RECORDED INFORMATION:
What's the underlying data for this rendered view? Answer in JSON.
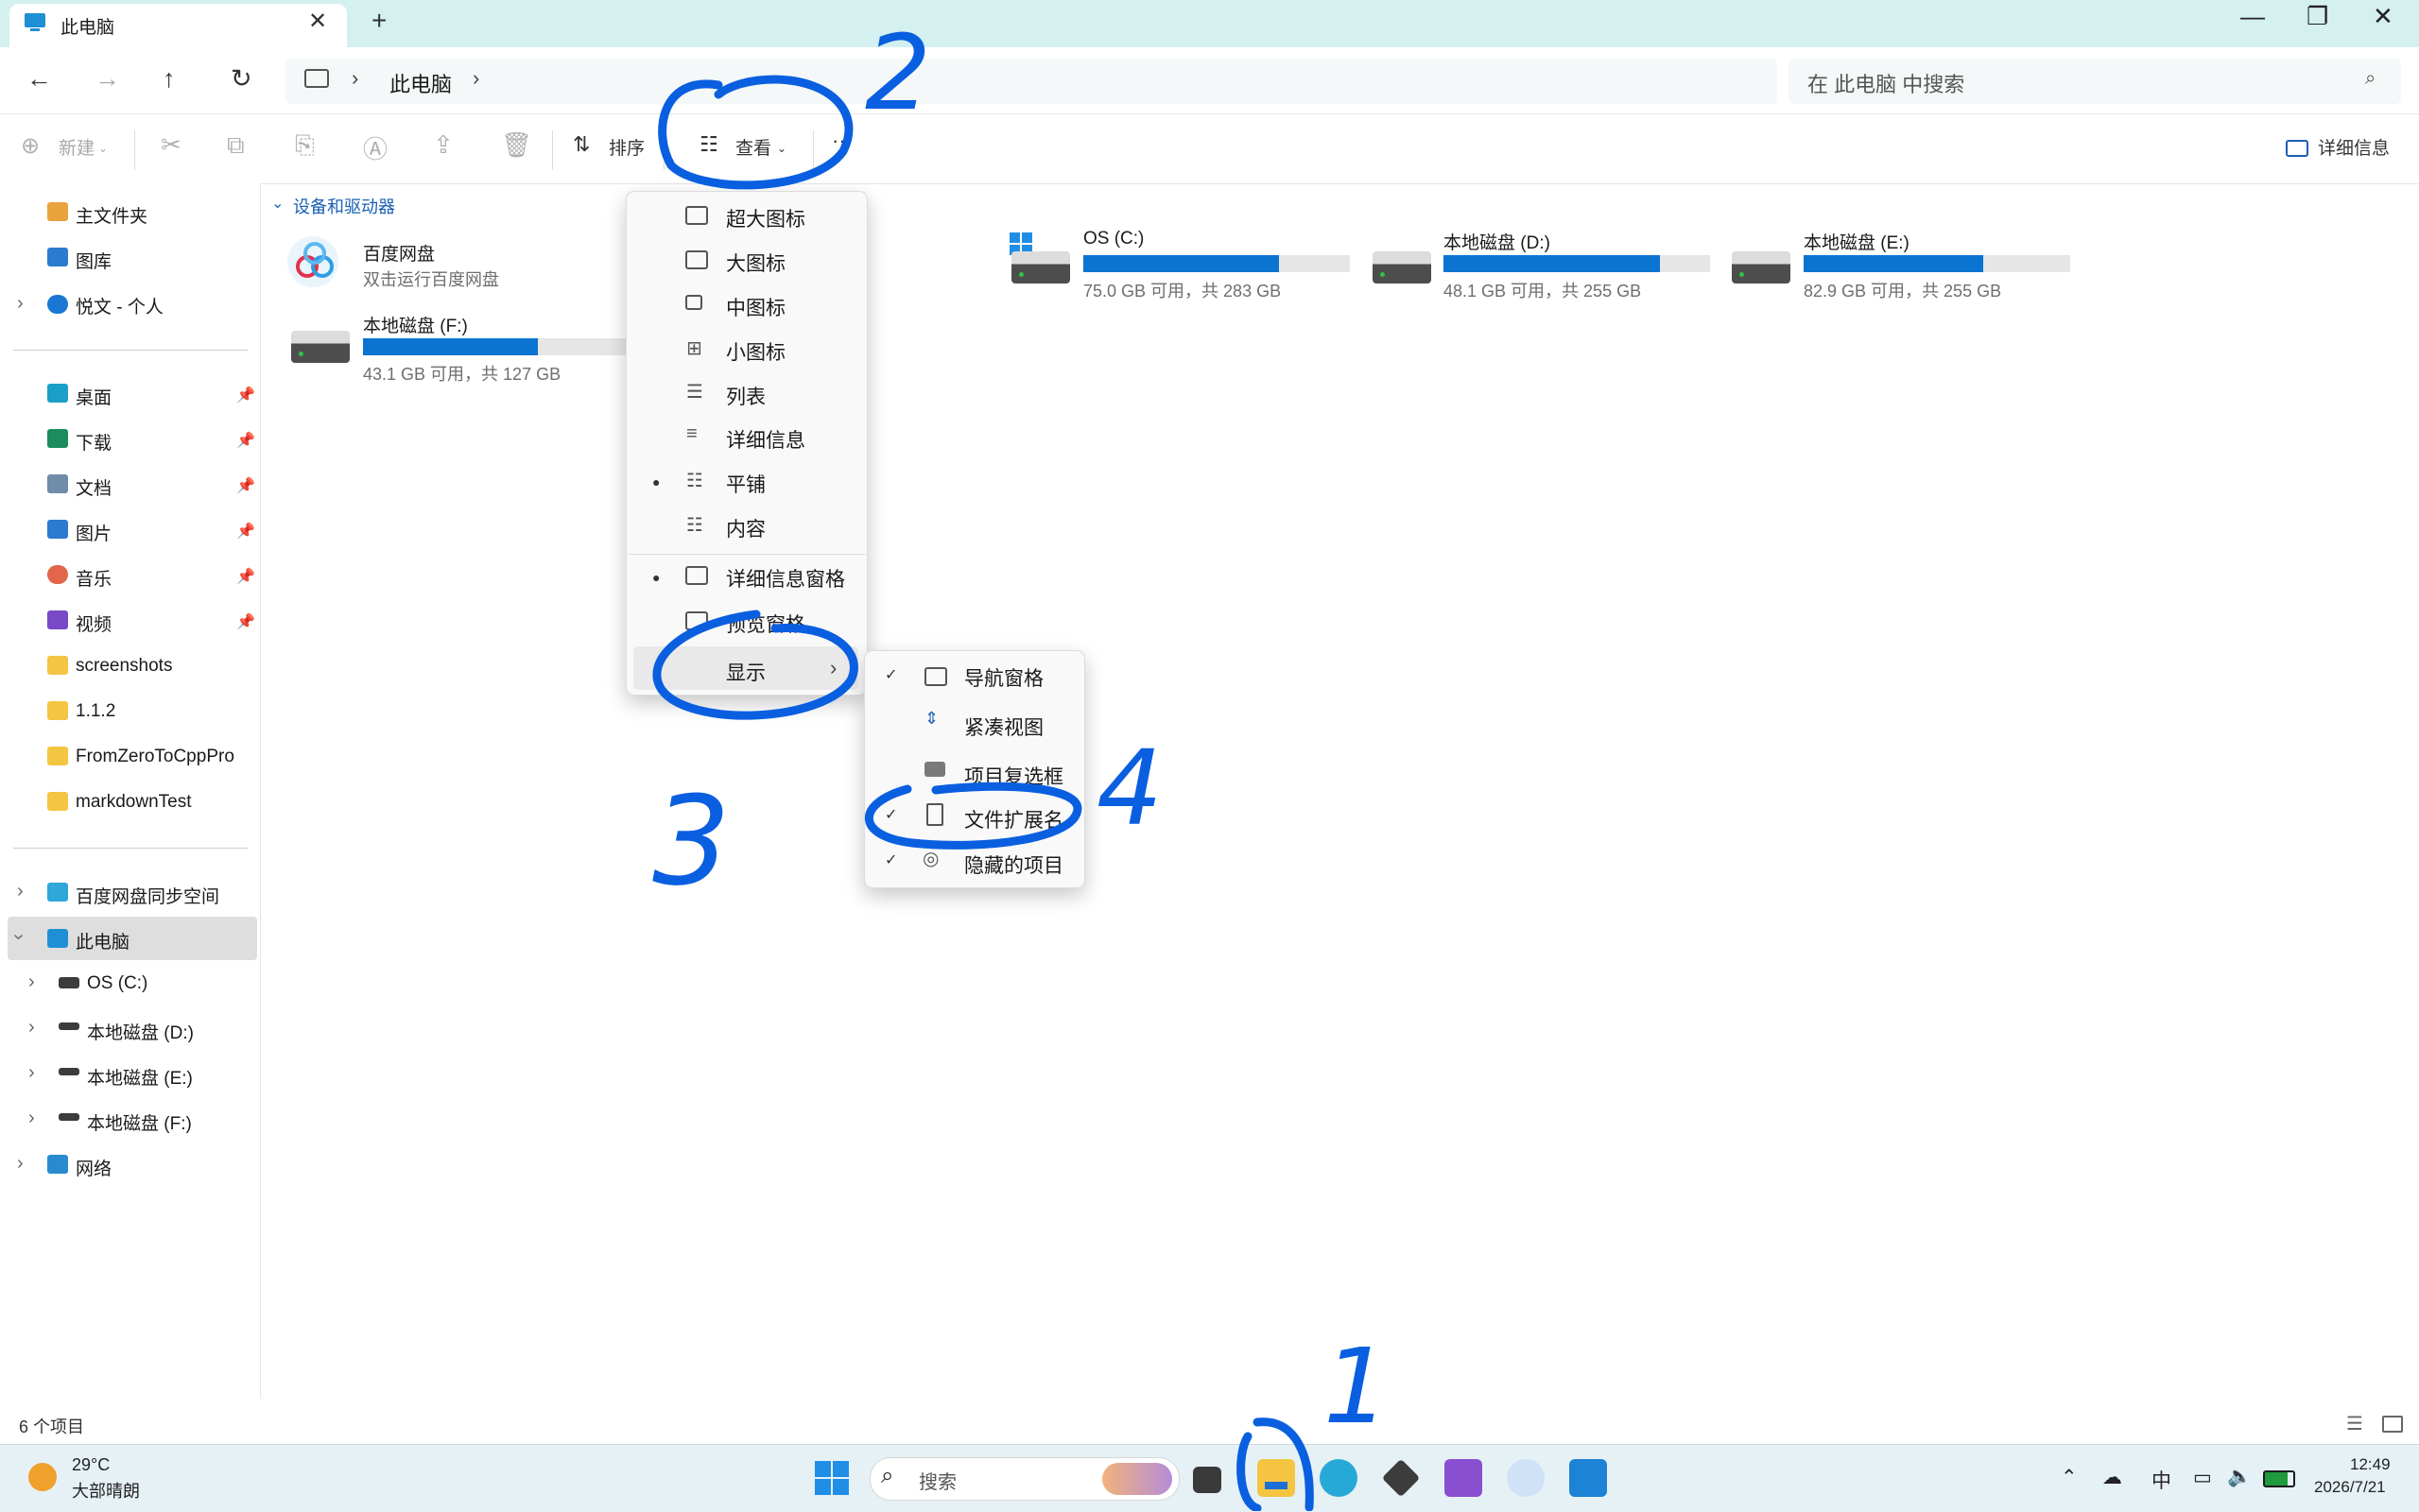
{
  "window": {
    "tab_title": "此电脑",
    "tab_close": "✕",
    "tab_add": "+",
    "minimize": "—",
    "maximize": "❐",
    "close": "✕"
  },
  "nav": {
    "back": "←",
    "forward": "→",
    "up": "↑",
    "refresh": "↻",
    "breadcrumb": [
      "此电脑"
    ],
    "separator": "›",
    "search_placeholder": "在 此电脑 中搜索",
    "search_icon": "⌕"
  },
  "toolbar": {
    "new": "新建",
    "sort": "排序",
    "view": "查看",
    "more": "···",
    "details": "详细信息"
  },
  "sidebar": {
    "home": "主文件夹",
    "gallery": "图库",
    "onedrive": "悦文 - 个人",
    "quick": [
      {
        "label": "桌面",
        "color": "#1aa0c8"
      },
      {
        "label": "下载",
        "color": "#1c8c5e"
      },
      {
        "label": "文档",
        "color": "#6f8ca8"
      },
      {
        "label": "图片",
        "color": "#2b7bd0"
      },
      {
        "label": "音乐",
        "color": "#e2664c"
      },
      {
        "label": "视频",
        "color": "#7a49c8"
      }
    ],
    "folders": [
      "screenshots",
      "1.1.2",
      "FromZeroToCppPro",
      "markdownTest"
    ],
    "baidu_sync": "百度网盘同步空间",
    "this_pc": "此电脑",
    "drives": [
      "OS (C:)",
      "本地磁盘 (D:)",
      "本地磁盘 (E:)",
      "本地磁盘 (F:)"
    ],
    "network": "网络"
  },
  "content": {
    "group_title": "设备和驱动器",
    "baidu": {
      "name": "百度网盘",
      "sub": "双击运行百度网盘"
    },
    "drives": [
      {
        "name": "本地磁盘 (F:)",
        "sub": "43.1 GB 可用，共 127 GB",
        "used_fraction": 0.66
      },
      {
        "name": "OS (C:)",
        "sub": "75.0 GB 可用，共 283 GB",
        "used_fraction": 0.735
      },
      {
        "name": "本地磁盘 (D:)",
        "sub": "48.1 GB 可用，共 255 GB",
        "used_fraction": 0.811
      },
      {
        "name": "本地磁盘 (E:)",
        "sub": "82.9 GB 可用，共 255 GB",
        "used_fraction": 0.675
      }
    ]
  },
  "view_menu": {
    "items": [
      "超大图标",
      "大图标",
      "中图标",
      "小图标",
      "列表",
      "详细信息",
      "平铺",
      "内容"
    ],
    "selected": "平铺",
    "pane_items": [
      "详细信息窗格",
      "预览窗格"
    ],
    "pane_selected": "详细信息窗格",
    "show": "显示",
    "show_arrow": "›"
  },
  "show_menu": {
    "items": [
      {
        "label": "导航窗格",
        "checked": true
      },
      {
        "label": "紧凑视图",
        "checked": false
      },
      {
        "label": "项目复选框",
        "checked": false
      },
      {
        "label": "文件扩展名",
        "checked": true
      },
      {
        "label": "隐藏的项目",
        "checked": true
      }
    ],
    "check_glyph": "✓"
  },
  "status": {
    "count": "6 个项目"
  },
  "taskbar": {
    "weather_temp": "29°C",
    "weather_desc": "大部晴朗",
    "search": "搜索",
    "ime": "中",
    "time": "12:49",
    "date": "2026/7/21"
  },
  "annotations": [
    "1",
    "2",
    "3",
    "4"
  ]
}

STATED TASK: Without the pictures, write out the whole listing above exactly as it appears.

EXERCISE SOLUTION:
What's the underlying data for this rendered view? Answer in JSON.
{
  "window": {
    "tab_title": "此电脑",
    "tab_close": "✕",
    "tab_add": "+",
    "minimize": "—",
    "maximize": "❐",
    "close": "✕"
  },
  "nav": {
    "back": "←",
    "forward": "→",
    "up": "↑",
    "refresh": "↻",
    "breadcrumb": [
      "此电脑"
    ],
    "separator": "›",
    "search_placeholder": "在 此电脑 中搜索",
    "search_icon": "⌕"
  },
  "toolbar": {
    "new": "新建",
    "sort": "排序",
    "view": "查看",
    "more": "···",
    "details": "详细信息"
  },
  "sidebar": {
    "home": "主文件夹",
    "gallery": "图库",
    "onedrive": "悦文 - 个人",
    "quick": [
      {
        "label": "桌面",
        "color": "#1aa0c8"
      },
      {
        "label": "下载",
        "color": "#1c8c5e"
      },
      {
        "label": "文档",
        "color": "#6f8ca8"
      },
      {
        "label": "图片",
        "color": "#2b7bd0"
      },
      {
        "label": "音乐",
        "color": "#e2664c"
      },
      {
        "label": "视频",
        "color": "#7a49c8"
      }
    ],
    "folders": [
      "screenshots",
      "1.1.2",
      "FromZeroToCppPro",
      "markdownTest"
    ],
    "baidu_sync": "百度网盘同步空间",
    "this_pc": "此电脑",
    "drives": [
      "OS (C:)",
      "本地磁盘 (D:)",
      "本地磁盘 (E:)",
      "本地磁盘 (F:)"
    ],
    "network": "网络"
  },
  "content": {
    "group_title": "设备和驱动器",
    "baidu": {
      "name": "百度网盘",
      "sub": "双击运行百度网盘"
    },
    "drives": [
      {
        "name": "本地磁盘 (F:)",
        "sub": "43.1 GB 可用，共 127 GB",
        "used_fraction": 0.66
      },
      {
        "name": "OS (C:)",
        "sub": "75.0 GB 可用，共 283 GB",
        "used_fraction": 0.735
      },
      {
        "name": "本地磁盘 (D:)",
        "sub": "48.1 GB 可用，共 255 GB",
        "used_fraction": 0.811
      },
      {
        "name": "本地磁盘 (E:)",
        "sub": "82.9 GB 可用，共 255 GB",
        "used_fraction": 0.675
      }
    ]
  },
  "view_menu": {
    "items": [
      "超大图标",
      "大图标",
      "中图标",
      "小图标",
      "列表",
      "详细信息",
      "平铺",
      "内容"
    ],
    "selected": "平铺",
    "pane_items": [
      "详细信息窗格",
      "预览窗格"
    ],
    "pane_selected": "详细信息窗格",
    "show": "显示",
    "show_arrow": "›"
  },
  "show_menu": {
    "items": [
      {
        "label": "导航窗格",
        "checked": true
      },
      {
        "label": "紧凑视图",
        "checked": false
      },
      {
        "label": "项目复选框",
        "checked": false
      },
      {
        "label": "文件扩展名",
        "checked": true
      },
      {
        "label": "隐藏的项目",
        "checked": true
      }
    ],
    "check_glyph": "✓"
  },
  "status": {
    "count": "6 个项目"
  },
  "taskbar": {
    "weather_temp": "29°C",
    "weather_desc": "大部晴朗",
    "search": "搜索",
    "ime": "中",
    "time": "12:49",
    "date": "2026/7/21"
  },
  "annotations": [
    "1",
    "2",
    "3",
    "4"
  ]
}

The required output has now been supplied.